#### TASK DETAILS:
Output each entry exactly; skip nothing.

#### DATA PROVIDED:
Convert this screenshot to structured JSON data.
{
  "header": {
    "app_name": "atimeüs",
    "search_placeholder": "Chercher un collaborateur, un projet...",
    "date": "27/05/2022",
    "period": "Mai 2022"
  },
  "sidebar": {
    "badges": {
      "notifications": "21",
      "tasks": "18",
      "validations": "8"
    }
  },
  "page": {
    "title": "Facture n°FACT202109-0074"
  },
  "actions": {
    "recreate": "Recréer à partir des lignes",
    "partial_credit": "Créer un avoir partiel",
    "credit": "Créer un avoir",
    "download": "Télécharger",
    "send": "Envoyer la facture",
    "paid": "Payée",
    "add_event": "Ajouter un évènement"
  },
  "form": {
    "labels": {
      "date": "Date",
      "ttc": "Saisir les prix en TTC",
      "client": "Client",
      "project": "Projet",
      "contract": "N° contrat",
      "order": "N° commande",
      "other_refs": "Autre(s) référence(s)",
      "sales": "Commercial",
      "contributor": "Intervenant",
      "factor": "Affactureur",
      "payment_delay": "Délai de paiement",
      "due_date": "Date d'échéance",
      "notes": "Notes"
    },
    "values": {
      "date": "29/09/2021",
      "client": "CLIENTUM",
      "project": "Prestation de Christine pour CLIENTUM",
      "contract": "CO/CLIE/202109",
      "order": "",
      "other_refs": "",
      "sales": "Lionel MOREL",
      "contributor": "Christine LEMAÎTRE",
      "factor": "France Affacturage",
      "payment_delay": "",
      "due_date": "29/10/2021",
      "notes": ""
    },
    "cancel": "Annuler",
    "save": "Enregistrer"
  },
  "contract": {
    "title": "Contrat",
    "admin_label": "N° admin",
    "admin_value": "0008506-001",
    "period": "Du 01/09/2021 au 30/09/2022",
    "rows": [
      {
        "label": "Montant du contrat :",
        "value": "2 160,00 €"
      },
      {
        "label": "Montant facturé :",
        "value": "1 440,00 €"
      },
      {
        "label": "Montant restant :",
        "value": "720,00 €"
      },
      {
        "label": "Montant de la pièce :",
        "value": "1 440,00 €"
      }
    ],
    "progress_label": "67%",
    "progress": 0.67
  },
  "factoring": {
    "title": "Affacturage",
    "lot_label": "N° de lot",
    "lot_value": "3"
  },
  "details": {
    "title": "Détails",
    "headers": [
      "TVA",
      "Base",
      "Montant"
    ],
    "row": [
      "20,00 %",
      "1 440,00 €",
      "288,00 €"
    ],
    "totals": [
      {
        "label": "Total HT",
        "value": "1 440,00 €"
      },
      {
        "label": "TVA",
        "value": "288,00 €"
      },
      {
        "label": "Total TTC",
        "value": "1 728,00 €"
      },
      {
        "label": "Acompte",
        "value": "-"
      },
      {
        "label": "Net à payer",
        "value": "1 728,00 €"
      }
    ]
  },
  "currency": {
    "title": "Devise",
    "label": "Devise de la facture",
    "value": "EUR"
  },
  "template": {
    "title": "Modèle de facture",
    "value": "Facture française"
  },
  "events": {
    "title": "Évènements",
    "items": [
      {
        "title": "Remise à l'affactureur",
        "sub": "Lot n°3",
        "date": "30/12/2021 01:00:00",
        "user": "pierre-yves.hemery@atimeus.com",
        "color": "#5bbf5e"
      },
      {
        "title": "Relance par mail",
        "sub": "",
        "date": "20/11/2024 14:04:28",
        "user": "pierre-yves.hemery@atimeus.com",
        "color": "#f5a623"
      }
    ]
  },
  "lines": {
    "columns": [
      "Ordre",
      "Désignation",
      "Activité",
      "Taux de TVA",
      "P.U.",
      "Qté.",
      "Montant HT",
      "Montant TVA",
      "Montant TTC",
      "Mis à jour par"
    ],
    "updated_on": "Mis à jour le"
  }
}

#### EXERCISE OUTPUT:
Convert this screenshot to structured JSON data.
{
  "header": {
    "app_name": "atimeüs",
    "search_placeholder": "Chercher un collaborateur, un projet...",
    "date": "27/05/2022",
    "period": "Mai 2022"
  },
  "sidebar": {
    "badges": {
      "notifications": "21",
      "tasks": "18",
      "validations": "8"
    }
  },
  "page": {
    "title": "Facture n°FACT202109-0074"
  },
  "actions": {
    "recreate": "Recréer à partir des lignes",
    "partial_credit": "Créer un avoir partiel",
    "credit": "Créer un avoir",
    "download": "Télécharger",
    "send": "Envoyer la facture",
    "paid": "Payée",
    "add_event": "Ajouter un évènement"
  },
  "form": {
    "labels": {
      "date": "Date",
      "ttc": "Saisir les prix en TTC",
      "client": "Client",
      "project": "Projet",
      "contract": "N° contrat",
      "order": "N° commande",
      "other_refs": "Autre(s) référence(s)",
      "sales": "Commercial",
      "contributor": "Intervenant",
      "factor": "Affactureur",
      "payment_delay": "Délai de paiement",
      "due_date": "Date d'échéance",
      "notes": "Notes"
    },
    "values": {
      "date": "29/09/2021",
      "client": "CLIENTUM",
      "project": "Prestation de Christine pour CLIENTUM",
      "contract": "CO/CLIE/202109",
      "order": "",
      "other_refs": "",
      "sales": "Lionel MOREL",
      "contributor": "Christine LEMAÎTRE",
      "factor": "France Affacturage",
      "payment_delay": "",
      "due_date": "29/10/2021",
      "notes": ""
    },
    "cancel": "Annuler",
    "save": "Enregistrer"
  },
  "contract": {
    "title": "Contrat",
    "admin_label": "N° admin",
    "admin_value": "0008506-001",
    "period": "Du 01/09/2021 au 30/09/2022",
    "rows": [
      {
        "label": "Montant du contrat :",
        "value": "2 160,00 €"
      },
      {
        "label": "Montant facturé :",
        "value": "1 440,00 €"
      },
      {
        "label": "Montant restant :",
        "value": "720,00 €"
      },
      {
        "label": "Montant de la pièce :",
        "value": "1 440,00 €"
      }
    ],
    "progress_label": "67%",
    "progress": 0.67
  },
  "factoring": {
    "title": "Affacturage",
    "lot_label": "N° de lot",
    "lot_value": "3"
  },
  "details": {
    "title": "Détails",
    "headers": [
      "TVA",
      "Base",
      "Montant"
    ],
    "row": [
      "20,00 %",
      "1 440,00 €",
      "288,00 €"
    ],
    "totals": [
      {
        "label": "Total HT",
        "value": "1 440,00 €"
      },
      {
        "label": "TVA",
        "value": "288,00 €"
      },
      {
        "label": "Total TTC",
        "value": "1 728,00 €"
      },
      {
        "label": "Acompte",
        "value": "-"
      },
      {
        "label": "Net à payer",
        "value": "1 728,00 €"
      }
    ]
  },
  "currency": {
    "title": "Devise",
    "label": "Devise de la facture",
    "value": "EUR"
  },
  "template": {
    "title": "Modèle de facture",
    "value": "Facture française"
  },
  "events": {
    "title": "Évènements",
    "items": [
      {
        "title": "Remise à l'affactureur",
        "sub": "Lot n°3",
        "date": "30/12/2021 01:00:00",
        "user": "pierre-yves.hemery@atimeus.com",
        "color": "#5bbf5e"
      },
      {
        "title": "Relance par mail",
        "sub": "",
        "date": "20/11/2024 14:04:28",
        "user": "pierre-yves.hemery@atimeus.com",
        "color": "#f5a623"
      }
    ]
  },
  "lines": {
    "columns": [
      "Ordre",
      "Désignation",
      "Activité",
      "Taux de TVA",
      "P.U.",
      "Qté.",
      "Montant HT",
      "Montant TVA",
      "Montant TTC",
      "Mis à jour par"
    ],
    "updated_on": "Mis à jour le"
  }
}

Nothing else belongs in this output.